§ **EXERCISE TASK**
Locate every line in the records below that contains the word "пипеткой", and copy each one.

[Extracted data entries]
"""

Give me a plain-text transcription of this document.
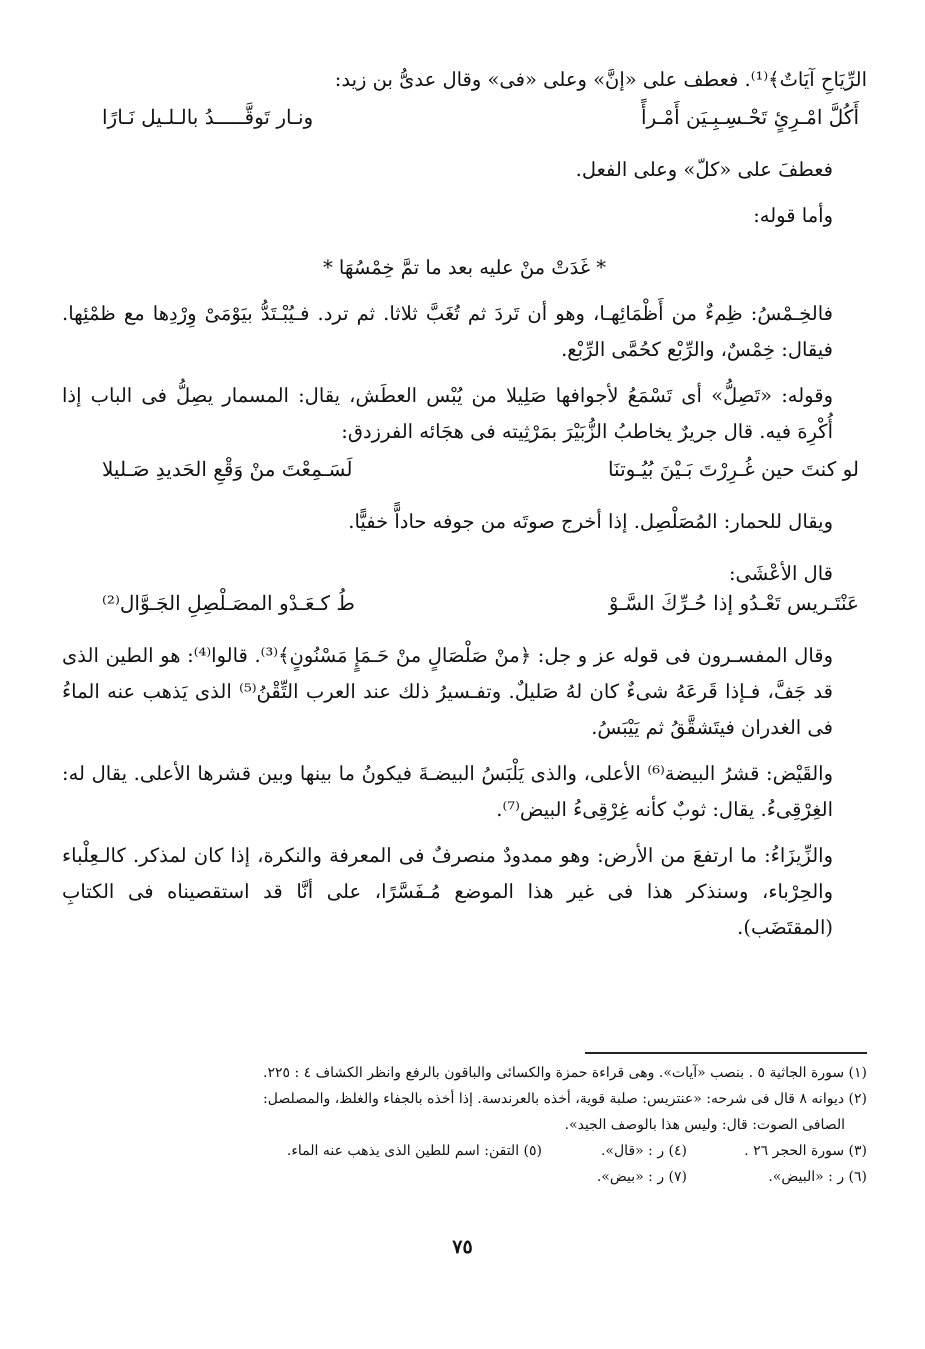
الرِّيَاحِ آيَاتٌ﴾⁽¹⁾. فعطف على «إنَّ» وعلى «فى» وقال عدىُّ بن زيد:

أَكُلَّ امْـرِئٍ تَحْـسِـبِـيَن أَمْـرأً
ونـار تَوقَّـــــدُ بالـلـيل نَـارًا

فعطفَ على «كلّ» وعلى الفعل.

وأما قوله:

* غَدَتْ منْ عليه بعد ما تمَّ خِمْسُهَا *

فالخِـمْسُ: ظِمءٌ من أَظْمَائِهـا، وهو أن تَردَ ثم تُغَبَّ ثلاثا. ثم ترد. فـيُبْـتَدُّ بيَوْمَىْ وِرْدِها مع ظمْئِها. فيقال: خِمْسٌ، والرِّبْع كحُمَّى الرِّبْع.

وقوله: «تَصِلُّ» أى تَسْمَعُ لأجوافها صَلِيلا من يُبْس العطَش، يقال: المسمار يصِلُّ فى الباب إذا أُكْرِهَ فيه. قال جريرٌ يخاطبُ الزُّبَيْرَ بمَرْثِيته فى هجَائه الفرزدق:

لو كنتَ حين غُـرِرْتَ بَـيْنَ بُيُـوتنَا
لَسَـمِعْتَ منْ وَقْعِ الحَديدِ صَـليلا

ويقال للحمار: المُصَلْصِل. إذا أخرج صوتَه من جوفه حاداًّ خفيًّا.

قال الأعْشَى:

عَنْتَـريس تَعْـدُو إذا حُـرِّكَ السَّـوْ
طُ كـعَـدْو المصَـلْصِلِ الجَـوَّال⁽²⁾

وقال المفسـرون فى قوله عز و جل: ﴿منْ صَلْصَالٍ منْ حَـمَإٍ مَسْنُونٍ﴾⁽³⁾. قالوا⁽⁴⁾: هو الطين الذى قد جَفَّ، فـإذا قَرعَهُ شىءٌ كان لهُ صَليلٌ. وتفـسيرُ ذلك عند العرب التِّقْنُ⁽⁵⁾ الذى يَذهب عنه الماءُ فى الغدران فيتَشقَّقُ ثم يَيْبَسُ.

والقَيْض: قشرُ البيضة⁽⁶⁾ الأعلى، والذى يَلْبَسُ البيضـةَ فيكونُ ما بينها وبين قشرها الأعلى. يقال له: الغِرْقِىءُ. يقال: ثوبٌ كأنه غِرْقِىءُ البيض⁽⁷⁾.

والزِّيزَاءُ: ما ارتفعَ من الأرض: وهو ممدودٌ منصرفٌ فى المعرفة والنكرة، إذا كان لمذكر. كالـعِلْباء والحِرْباء، وسنذكر هذا فى غير هذا الموضع مُـفَسَّرًا، على أنَّا قد استقصيناه فى الكتابِ (المقتَضَب).

(١) سورة الجاثية ٥ . بنصب «آيات». وهى قراءة حمزة والكسائى والباقون بالرفع وانظر الكشاف ٤ : ٢٢٥.

(٢) ديوانه ٨ قال فى شرحه: «عنتريس: صلبة قوية، أخذه بالعرندسة. إذا أخذه بالجفاء والغلظ، والمصلصل:

الصافى الصوت: قال: وليس هذا بالوصف الجيد».

(٣) سورة الحجر ٢٦ .
(٤) ر : «قال».
(٥) التقن: اسم للطين الذى يذهب عنه الماء.
(٦) ر : «البيض».
(٧) ر : «بيض».
٧٥
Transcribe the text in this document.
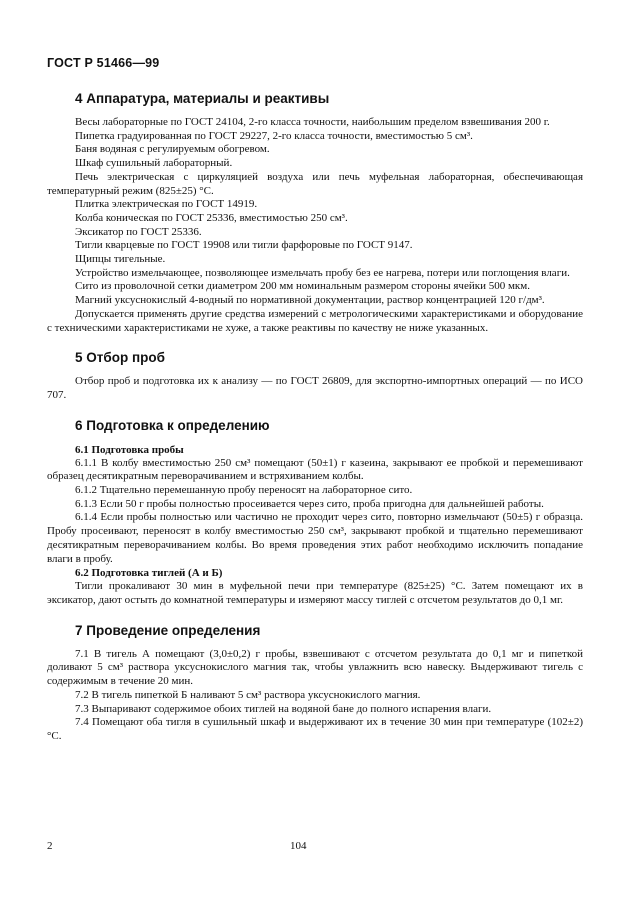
ГОСТ Р 51466—99
4 Аппаратура, материалы и реактивы

Весы лабораторные по ГОСТ 24104, 2-го класса точности, наибольшим пределом взвешивания 200 г.

Пипетка градуированная по ГОСТ 29227, 2-го класса точности, вместимостью 5 см³.

Баня водяная с регулируемым обогревом.

Шкаф сушильный лабораторный.

Печь электрическая с циркуляцией воздуха или печь муфельная лабораторная, обеспечивающая температурный режим (825±25) °С.

Плитка электрическая по ГОСТ 14919.

Колба коническая по ГОСТ 25336, вместимостью 250 см³.

Эксикатор по ГОСТ 25336.

Тигли кварцевые по ГОСТ 19908 или тигли фарфоровые по ГОСТ 9147.

Щипцы тигельные.

Устройство измельчающее, позволяющее измельчать пробу без ее нагрева, потери или поглощения влаги.

Сито из проволочной сетки диаметром 200 мм номинальным размером стороны ячейки 500 мкм.

Магний уксуснокислый 4-водный по нормативной документации, раствор концентрацией 120 г/дм³.

Допускается применять другие средства измерений с метрологическими характеристиками и оборудование с техническими характеристиками не хуже, а также реактивы по качеству не ниже указанных.

5 Отбор проб

Отбор проб и подготовка их к анализу — по ГОСТ 26809, для экспортно-импортных операций — по ИСО 707.

6 Подготовка к определению
6.1 Подготовка пробы

6.1.1 В колбу вместимостью 250 см³ помещают (50±1) г казеина, закрывают ее пробкой и перемешивают образец десятикратным переворачиванием и встряхиванием колбы.

6.1.2 Тщательно перемешанную пробу переносят на лабораторное сито.

6.1.3 Если 50 г пробы полностью просеивается через сито, проба пригодна для дальнейшей работы.

6.1.4 Если пробы полностью или частично не проходит через сито, повторно измельчают (50±5) г образца. Пробу просеивают, переносят в колбу вместимостью 250 см³, закрывают пробкой и тщательно перемешивают десятикратным переворачиванием колбы. Во время проведения этих работ необходимо исключить попадание влаги в пробу.

6.2 Подготовка тиглей (А и Б)

Тигли прокаливают 30 мин в муфельной печи при температуре (825±25) °С. Затем помещают их в эксикатор, дают остыть до комнатной температуры и измеряют массу тиглей с отсчетом результатов до 0,1 мг.

7 Проведение определения

7.1 В тигель А помещают (3,0±0,2) г пробы, взвешивают с отсчетом результата до 0,1 мг и пипеткой доливают 5 см³ раствора уксуснокислого магния так, чтобы увлажнить всю навеску. Выдерживают тигель с содержимым в течение 20 мин.

7.2 В тигель пипеткой Б наливают 5 см³ раствора уксуснокислого магния.

7.3 Выпаривают содержимое обоих тиглей на водяной бане до полного испарения влаги.

7.4 Помещают оба тигля в сушильный шкаф и выдерживают их в течение 30 мин при температуре (102±2) °С.

2	104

"""

§ **SOLUTION TO THE PROBLEM**
7.1 В тигель А помещают (3,0±0,2) г пробы, взвешивают с отсчетом результата до 0,1 мг и пипеткой доливают 5 см³ раствора уксуснокислого магния так, чтобы увлажнить всю навеску. Выдерживают тигель с содержимым в течение 20 мин.
7.2 В тигель пипеткой Б наливают 5 см³ раствора уксуснокислого магния.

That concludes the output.